Dataset excerpts
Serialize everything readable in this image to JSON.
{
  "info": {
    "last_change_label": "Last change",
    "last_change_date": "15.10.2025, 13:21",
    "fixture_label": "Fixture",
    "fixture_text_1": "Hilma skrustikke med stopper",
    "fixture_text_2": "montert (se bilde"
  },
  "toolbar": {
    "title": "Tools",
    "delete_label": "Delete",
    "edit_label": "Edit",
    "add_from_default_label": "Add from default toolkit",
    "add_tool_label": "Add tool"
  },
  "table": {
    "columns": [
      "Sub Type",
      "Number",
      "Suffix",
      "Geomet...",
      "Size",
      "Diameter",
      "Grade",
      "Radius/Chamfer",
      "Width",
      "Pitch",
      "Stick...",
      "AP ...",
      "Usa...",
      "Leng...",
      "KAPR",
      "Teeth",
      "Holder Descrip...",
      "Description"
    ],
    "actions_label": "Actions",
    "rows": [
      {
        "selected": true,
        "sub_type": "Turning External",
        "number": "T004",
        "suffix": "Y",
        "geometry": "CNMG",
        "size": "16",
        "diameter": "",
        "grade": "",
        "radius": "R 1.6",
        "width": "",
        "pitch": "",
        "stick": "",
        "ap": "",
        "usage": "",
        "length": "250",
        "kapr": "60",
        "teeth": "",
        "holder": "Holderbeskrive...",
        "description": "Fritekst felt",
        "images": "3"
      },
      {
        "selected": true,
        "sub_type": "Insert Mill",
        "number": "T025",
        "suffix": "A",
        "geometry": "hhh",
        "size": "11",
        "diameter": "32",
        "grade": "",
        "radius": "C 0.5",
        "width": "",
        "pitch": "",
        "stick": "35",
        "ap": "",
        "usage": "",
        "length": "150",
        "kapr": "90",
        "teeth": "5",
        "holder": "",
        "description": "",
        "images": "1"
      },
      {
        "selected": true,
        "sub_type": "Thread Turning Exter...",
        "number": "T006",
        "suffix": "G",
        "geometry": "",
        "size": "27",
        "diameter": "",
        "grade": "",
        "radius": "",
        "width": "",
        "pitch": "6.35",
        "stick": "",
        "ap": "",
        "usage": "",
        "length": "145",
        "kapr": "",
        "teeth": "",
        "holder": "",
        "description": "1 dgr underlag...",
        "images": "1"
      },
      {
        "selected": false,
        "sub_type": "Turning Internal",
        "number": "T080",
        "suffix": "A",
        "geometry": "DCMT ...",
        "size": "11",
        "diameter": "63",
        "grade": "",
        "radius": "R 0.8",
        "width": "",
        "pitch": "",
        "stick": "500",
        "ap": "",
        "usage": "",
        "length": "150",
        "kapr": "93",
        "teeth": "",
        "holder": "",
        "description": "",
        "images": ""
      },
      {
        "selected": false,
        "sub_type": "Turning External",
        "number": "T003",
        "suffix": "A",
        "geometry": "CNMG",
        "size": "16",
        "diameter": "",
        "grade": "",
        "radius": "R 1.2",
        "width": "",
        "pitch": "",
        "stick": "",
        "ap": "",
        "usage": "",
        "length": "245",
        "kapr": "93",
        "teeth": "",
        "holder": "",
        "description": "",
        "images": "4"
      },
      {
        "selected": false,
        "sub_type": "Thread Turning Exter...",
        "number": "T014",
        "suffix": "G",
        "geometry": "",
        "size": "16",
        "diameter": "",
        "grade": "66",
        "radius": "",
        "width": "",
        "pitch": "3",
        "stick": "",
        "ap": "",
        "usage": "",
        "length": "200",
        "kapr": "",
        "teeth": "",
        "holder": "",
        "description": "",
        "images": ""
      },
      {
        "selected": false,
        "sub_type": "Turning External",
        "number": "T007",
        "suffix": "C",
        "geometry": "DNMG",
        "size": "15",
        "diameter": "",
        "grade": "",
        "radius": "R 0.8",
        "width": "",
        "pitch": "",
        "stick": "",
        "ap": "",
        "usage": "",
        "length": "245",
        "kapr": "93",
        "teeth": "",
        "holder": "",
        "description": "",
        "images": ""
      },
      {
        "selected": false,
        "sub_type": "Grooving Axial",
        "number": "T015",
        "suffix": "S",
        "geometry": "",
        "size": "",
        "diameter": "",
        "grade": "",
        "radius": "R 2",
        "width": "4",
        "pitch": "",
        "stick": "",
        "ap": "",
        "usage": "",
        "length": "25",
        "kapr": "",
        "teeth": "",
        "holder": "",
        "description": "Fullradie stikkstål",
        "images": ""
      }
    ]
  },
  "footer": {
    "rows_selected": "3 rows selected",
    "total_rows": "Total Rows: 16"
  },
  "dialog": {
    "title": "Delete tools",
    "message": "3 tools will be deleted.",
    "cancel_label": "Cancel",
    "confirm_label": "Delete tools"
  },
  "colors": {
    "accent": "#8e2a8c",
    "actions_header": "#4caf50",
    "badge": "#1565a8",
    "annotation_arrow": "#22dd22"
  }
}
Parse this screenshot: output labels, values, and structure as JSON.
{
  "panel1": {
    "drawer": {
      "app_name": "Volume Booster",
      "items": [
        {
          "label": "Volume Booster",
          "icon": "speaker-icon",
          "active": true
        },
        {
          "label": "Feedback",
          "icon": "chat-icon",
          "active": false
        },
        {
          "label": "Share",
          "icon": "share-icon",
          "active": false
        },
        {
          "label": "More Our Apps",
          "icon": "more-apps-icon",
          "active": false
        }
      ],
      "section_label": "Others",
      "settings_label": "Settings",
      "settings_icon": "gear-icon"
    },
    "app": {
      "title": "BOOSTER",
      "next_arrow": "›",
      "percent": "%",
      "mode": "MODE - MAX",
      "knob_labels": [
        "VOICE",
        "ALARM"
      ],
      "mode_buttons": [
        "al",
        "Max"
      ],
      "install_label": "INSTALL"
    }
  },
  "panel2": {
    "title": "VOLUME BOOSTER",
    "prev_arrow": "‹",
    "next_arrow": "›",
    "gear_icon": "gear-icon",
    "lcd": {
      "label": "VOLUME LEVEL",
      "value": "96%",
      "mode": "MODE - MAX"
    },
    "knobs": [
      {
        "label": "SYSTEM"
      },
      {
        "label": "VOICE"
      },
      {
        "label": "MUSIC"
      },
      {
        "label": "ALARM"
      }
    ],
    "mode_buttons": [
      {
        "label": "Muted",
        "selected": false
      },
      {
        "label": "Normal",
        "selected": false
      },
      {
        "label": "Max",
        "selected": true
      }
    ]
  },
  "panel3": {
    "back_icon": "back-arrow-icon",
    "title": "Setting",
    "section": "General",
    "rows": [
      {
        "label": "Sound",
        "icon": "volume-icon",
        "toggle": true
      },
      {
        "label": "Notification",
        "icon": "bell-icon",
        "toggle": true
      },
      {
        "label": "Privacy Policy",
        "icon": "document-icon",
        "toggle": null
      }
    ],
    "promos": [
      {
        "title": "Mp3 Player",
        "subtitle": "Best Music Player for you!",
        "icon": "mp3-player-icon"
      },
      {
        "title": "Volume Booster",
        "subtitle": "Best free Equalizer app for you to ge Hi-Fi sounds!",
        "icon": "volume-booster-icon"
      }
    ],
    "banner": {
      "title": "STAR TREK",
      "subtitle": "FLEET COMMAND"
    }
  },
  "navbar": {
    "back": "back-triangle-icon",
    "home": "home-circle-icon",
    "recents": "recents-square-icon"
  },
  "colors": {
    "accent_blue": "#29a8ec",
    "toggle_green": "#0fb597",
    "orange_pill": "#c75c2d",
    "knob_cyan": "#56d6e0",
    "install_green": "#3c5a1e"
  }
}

--- WHAT YOU ARE ASKED TO DO ---
Your task is to repeat every line exactly.

--- RESPONSE ---
Serialize everything readable in this image to JSON.
{
  "info": {
    "last_change_label": "Last change",
    "last_change_date": "15.10.2025, 13:21",
    "fixture_label": "Fixture",
    "fixture_text_1": "Hilma skrustikke med stopper",
    "fixture_text_2": "montert (se bilde"
  },
  "toolbar": {
    "title": "Tools",
    "delete_label": "Delete",
    "edit_label": "Edit",
    "add_from_default_label": "Add from default toolkit",
    "add_tool_label": "Add tool"
  },
  "table": {
    "columns": [
      "Sub Type",
      "Number",
      "Suffix",
      "Geomet...",
      "Size",
      "Diameter",
      "Grade",
      "Radius/Chamfer",
      "Width",
      "Pitch",
      "Stick...",
      "AP ...",
      "Usa...",
      "Leng...",
      "KAPR",
      "Teeth",
      "Holder Descrip...",
      "Description"
    ],
    "actions_label": "Actions",
    "rows": [
      {
        "selected": true,
        "sub_type": "Turning External",
        "number": "T004",
        "suffix": "Y",
        "geometry": "CNMG",
        "size": "16",
        "diameter": "",
        "grade": "",
        "radius": "R 1.6",
        "width": "",
        "pitch": "",
        "stick": "",
        "ap": "",
        "usage": "",
        "length": "250",
        "kapr": "60",
        "teeth": "",
        "holder": "Holderbeskrive...",
        "description": "Fritekst felt",
        "images": "3"
      },
      {
        "selected": true,
        "sub_type": "Insert Mill",
        "number": "T025",
        "suffix": "A",
        "geometry": "hhh",
        "size": "11",
        "diameter": "32",
        "grade": "",
        "radius": "C 0.5",
        "width": "",
        "pitch": "",
        "stick": "35",
        "ap": "",
        "usage": "",
        "length": "150",
        "kapr": "90",
        "teeth": "5",
        "holder": "",
        "description": "",
        "images": "1"
      },
      {
        "selected": true,
        "sub_type": "Thread Turning Exter...",
        "number": "T006",
        "suffix": "G",
        "geometry": "",
        "size": "27",
        "diameter": "",
        "grade": "",
        "radius": "",
        "width": "",
        "pitch": "6.35",
        "stick": "",
        "ap": "",
        "usage": "",
        "length": "145",
        "kapr": "",
        "teeth": "",
        "holder": "",
        "description": "1 dgr underlag...",
        "images": "1"
      },
      {
        "selected": false,
        "sub_type": "Turning Internal",
        "number": "T080",
        "suffix": "A",
        "geometry": "DCMT ...",
        "size": "11",
        "diameter": "63",
        "grade": "",
        "radius": "R 0.8",
        "width": "",
        "pitch": "",
        "stick": "500",
        "ap": "",
        "usage": "",
        "length": "150",
        "kapr": "93",
        "teeth": "",
        "holder": "",
        "description": "",
        "images": ""
      },
      {
        "selected": false,
        "sub_type": "Turning External",
        "number": "T003",
        "suffix": "A",
        "geometry": "CNMG",
        "size": "16",
        "diameter": "",
        "grade": "",
        "radius": "R 1.2",
        "width": "",
        "pitch": "",
        "stick": "",
        "ap": "",
        "usage": "",
        "length": "245",
        "kapr": "93",
        "teeth": "",
        "holder": "",
        "description": "",
        "images": "4"
      },
      {
        "selected": false,
        "sub_type": "Thread Turning Exter...",
        "number": "T014",
        "suffix": "G",
        "geometry": "",
        "size": "16",
        "diameter": "",
        "grade": "66",
        "radius": "",
        "width": "",
        "pitch": "3",
        "stick": "",
        "ap": "",
        "usage": "",
        "length": "200",
        "kapr": "",
        "teeth": "",
        "holder": "",
        "description": "",
        "images": ""
      },
      {
        "selected": false,
        "sub_type": "Turning External",
        "number": "T007",
        "suffix": "C",
        "geometry": "DNMG",
        "size": "15",
        "diameter": "",
        "grade": "",
        "radius": "R 0.8",
        "width": "",
        "pitch": "",
        "stick": "",
        "ap": "",
        "usage": "",
        "length": "245",
        "kapr": "93",
        "teeth": "",
        "holder": "",
        "description": "",
        "images": ""
      },
      {
        "selected": false,
        "sub_type": "Grooving Axial",
        "number": "T015",
        "suffix": "S",
        "geometry": "",
        "size": "",
        "diameter": "",
        "grade": "",
        "radius": "R 2",
        "width": "4",
        "pitch": "",
        "stick": "",
        "ap": "",
        "usage": "",
        "length": "25",
        "kapr": "",
        "teeth": "",
        "holder": "",
        "description": "Fullradie stikkstål",
        "images": ""
      }
    ]
  },
  "footer": {
    "rows_selected": "3 rows selected",
    "total_rows": "Total Rows: 16"
  },
  "dialog": {
    "title": "Delete tools",
    "message": "3 tools will be deleted.",
    "cancel_label": "Cancel",
    "confirm_label": "Delete tools"
  },
  "colors": {
    "accent": "#8e2a8c",
    "actions_header": "#4caf50",
    "badge": "#1565a8",
    "annotation_arrow": "#22dd22"
  }
}
Parse this screenshot: output labels, values, and structure as JSON.
{
  "panel1": {
    "drawer": {
      "app_name": "Volume Booster",
      "items": [
        {
          "label": "Volume Booster",
          "icon": "speaker-icon",
          "active": true
        },
        {
          "label": "Feedback",
          "icon": "chat-icon",
          "active": false
        },
        {
          "label": "Share",
          "icon": "share-icon",
          "active": false
        },
        {
          "label": "More Our Apps",
          "icon": "more-apps-icon",
          "active": false
        }
      ],
      "section_label": "Others",
      "settings_label": "Settings",
      "settings_icon": "gear-icon"
    },
    "app": {
      "title": "BOOSTER",
      "next_arrow": "›",
      "percent": "%",
      "mode": "MODE - MAX",
      "knob_labels": [
        "VOICE",
        "ALARM"
      ],
      "mode_buttons": [
        "al",
        "Max"
      ],
      "install_label": "INSTALL"
    }
  },
  "panel2": {
    "title": "VOLUME BOOSTER",
    "prev_arrow": "‹",
    "next_arrow": "›",
    "gear_icon": "gear-icon",
    "lcd": {
      "label": "VOLUME LEVEL",
      "value": "96%",
      "mode": "MODE - MAX"
    },
    "knobs": [
      {
        "label": "SYSTEM"
      },
      {
        "label": "VOICE"
      },
      {
        "label": "MUSIC"
      },
      {
        "label": "ALARM"
      }
    ],
    "mode_buttons": [
      {
        "label": "Muted",
        "selected": false
      },
      {
        "label": "Normal",
        "selected": false
      },
      {
        "label": "Max",
        "selected": true
      }
    ]
  },
  "panel3": {
    "back_icon": "back-arrow-icon",
    "title": "Setting",
    "section": "General",
    "rows": [
      {
        "label": "Sound",
        "icon": "volume-icon",
        "toggle": true
      },
      {
        "label": "Notification",
        "icon": "bell-icon",
        "toggle": true
      },
      {
        "label": "Privacy Policy",
        "icon": "document-icon",
        "toggle": null
      }
    ],
    "promos": [
      {
        "title": "Mp3 Player",
        "subtitle": "Best Music Player for you!",
        "icon": "mp3-player-icon"
      },
      {
        "title": "Volume Booster",
        "subtitle": "Best free Equalizer app for you to ge Hi-Fi sounds!",
        "icon": "volume-booster-icon"
      }
    ],
    "banner": {
      "title": "STAR TREK",
      "subtitle": "FLEET COMMAND"
    }
  },
  "navbar": {
    "back": "back-triangle-icon",
    "home": "home-circle-icon",
    "recents": "recents-square-icon"
  },
  "colors": {
    "accent_blue": "#29a8ec",
    "toggle_green": "#0fb597",
    "orange_pill": "#c75c2d",
    "knob_cyan": "#56d6e0",
    "install_green": "#3c5a1e"
  }
}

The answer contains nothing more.